__EXERCISE PROMPT__.
Transcribe all records exactly.

-- start of MATERIAL TO PROCESS --

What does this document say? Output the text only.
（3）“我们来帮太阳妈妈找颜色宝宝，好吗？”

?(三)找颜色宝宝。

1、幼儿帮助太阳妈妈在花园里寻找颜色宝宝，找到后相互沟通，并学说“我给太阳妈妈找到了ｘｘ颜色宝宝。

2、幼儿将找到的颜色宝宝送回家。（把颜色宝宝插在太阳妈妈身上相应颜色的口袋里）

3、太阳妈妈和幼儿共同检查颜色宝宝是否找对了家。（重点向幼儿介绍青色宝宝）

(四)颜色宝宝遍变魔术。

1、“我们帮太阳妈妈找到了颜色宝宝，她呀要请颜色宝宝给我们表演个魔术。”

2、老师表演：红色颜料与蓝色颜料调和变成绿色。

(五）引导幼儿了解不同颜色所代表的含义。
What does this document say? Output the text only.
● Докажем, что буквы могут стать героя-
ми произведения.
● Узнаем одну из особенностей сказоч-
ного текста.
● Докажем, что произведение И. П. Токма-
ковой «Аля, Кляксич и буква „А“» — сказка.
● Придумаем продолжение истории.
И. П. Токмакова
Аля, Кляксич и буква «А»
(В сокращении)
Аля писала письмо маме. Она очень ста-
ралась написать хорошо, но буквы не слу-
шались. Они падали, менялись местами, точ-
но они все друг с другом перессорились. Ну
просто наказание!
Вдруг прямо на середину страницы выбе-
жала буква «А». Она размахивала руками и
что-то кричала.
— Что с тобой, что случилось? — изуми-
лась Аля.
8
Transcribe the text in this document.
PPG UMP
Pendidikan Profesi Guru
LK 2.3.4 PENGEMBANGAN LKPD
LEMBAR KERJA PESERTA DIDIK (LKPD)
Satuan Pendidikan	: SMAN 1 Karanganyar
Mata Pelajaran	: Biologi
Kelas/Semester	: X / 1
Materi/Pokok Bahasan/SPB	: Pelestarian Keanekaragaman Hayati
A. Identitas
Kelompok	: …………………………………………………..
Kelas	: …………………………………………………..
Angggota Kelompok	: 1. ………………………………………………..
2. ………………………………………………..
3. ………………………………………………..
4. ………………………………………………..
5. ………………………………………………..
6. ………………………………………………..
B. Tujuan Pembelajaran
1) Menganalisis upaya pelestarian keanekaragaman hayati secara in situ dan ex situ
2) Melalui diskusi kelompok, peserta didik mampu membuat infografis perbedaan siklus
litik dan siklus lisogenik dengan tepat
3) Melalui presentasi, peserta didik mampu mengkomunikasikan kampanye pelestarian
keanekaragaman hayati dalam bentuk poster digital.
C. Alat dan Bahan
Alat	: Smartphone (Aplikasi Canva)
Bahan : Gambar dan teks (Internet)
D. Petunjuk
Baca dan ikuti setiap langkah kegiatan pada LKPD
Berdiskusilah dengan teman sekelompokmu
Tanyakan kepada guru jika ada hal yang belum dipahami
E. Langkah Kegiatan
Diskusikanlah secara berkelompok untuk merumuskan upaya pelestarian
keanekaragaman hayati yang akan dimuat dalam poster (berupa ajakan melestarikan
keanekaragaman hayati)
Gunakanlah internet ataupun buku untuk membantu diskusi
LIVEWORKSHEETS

-- end of MATERIAL TO PROCESS --

__EXPECTED ANSWER__.
What does this document say? Output the text only.
（3）“我们来帮太阳妈妈找颜色宝宝，好吗？”

?(三)找颜色宝宝。

1、幼儿帮助太阳妈妈在花园里寻找颜色宝宝，找到后相互沟通，并学说“我给太阳妈妈找到了ｘｘ颜色宝宝。

2、幼儿将找到的颜色宝宝送回家。（把颜色宝宝插在太阳妈妈身上相应颜色的口袋里）

3、太阳妈妈和幼儿共同检查颜色宝宝是否找对了家。（重点向幼儿介绍青色宝宝）

(四)颜色宝宝遍变魔术。

1、“我们帮太阳妈妈找到了颜色宝宝，她呀要请颜色宝宝给我们表演个魔术。”

2、老师表演：红色颜料与蓝色颜料调和变成绿色。

(五）引导幼儿了解不同颜色所代表的含义。
What does this document say? Output the text only.
● Докажем, что буквы могут стать героя-
ми произведения.
● Узнаем одну из особенностей сказоч-
ного текста.
● Докажем, что произведение И. П. Токма-
ковой «Аля, Кляксич и буква „А“» — сказка.
● Придумаем продолжение истории.
И. П. Токмакова
Аля, Кляксич и буква «А»
(В сокращении)
Аля писала письмо маме. Она очень ста-
ралась написать хорошо, но буквы не слу-
шались. Они падали, менялись местами, точ-
но они все друг с другом перессорились. Ну
просто наказание!
Вдруг прямо на середину страницы выбе-
жала буква «А». Она размахивала руками и
что-то кричала.
— Что с тобой, что случилось? — изуми-
лась Аля.
8
Transcribe the text in this document.
PPG UMP
Pendidikan Profesi Guru
LK 2.3.4 PENGEMBANGAN LKPD
LEMBAR KERJA PESERTA DIDIK (LKPD)
Satuan Pendidikan	: SMAN 1 Karanganyar
Mata Pelajaran	: Biologi
Kelas/Semester	: X / 1
Materi/Pokok Bahasan/SPB	: Pelestarian Keanekaragaman Hayati
A. Identitas
Kelompok	: …………………………………………………..
Kelas	: …………………………………………………..
Angggota Kelompok	: 1. ………………………………………………..
2. ………………………………………………..
3. ………………………………………………..
4. ………………………………………………..
5. ………………………………………………..
6. ………………………………………………..
B. Tujuan Pembelajaran
1) Menganalisis upaya pelestarian keanekaragaman hayati secara in situ dan ex situ
2) Melalui diskusi kelompok, peserta didik mampu membuat infografis perbedaan siklus
litik dan siklus lisogenik dengan tepat
3) Melalui presentasi, peserta didik mampu mengkomunikasikan kampanye pelestarian
keanekaragaman hayati dalam bentuk poster digital.
C. Alat dan Bahan
Alat	: Smartphone (Aplikasi Canva)
Bahan : Gambar dan teks (Internet)
D. Petunjuk
Baca dan ikuti setiap langkah kegiatan pada LKPD
Berdiskusilah dengan teman sekelompokmu
Tanyakan kepada guru jika ada hal yang belum dipahami
E. Langkah Kegiatan
Diskusikanlah secara berkelompok untuk merumuskan upaya pelestarian
keanekaragaman hayati yang akan dimuat dalam poster (berupa ajakan melestarikan
keanekaragaman hayati)
Gunakanlah internet ataupun buku untuk membantu diskusi
LIVEWORKSHEETS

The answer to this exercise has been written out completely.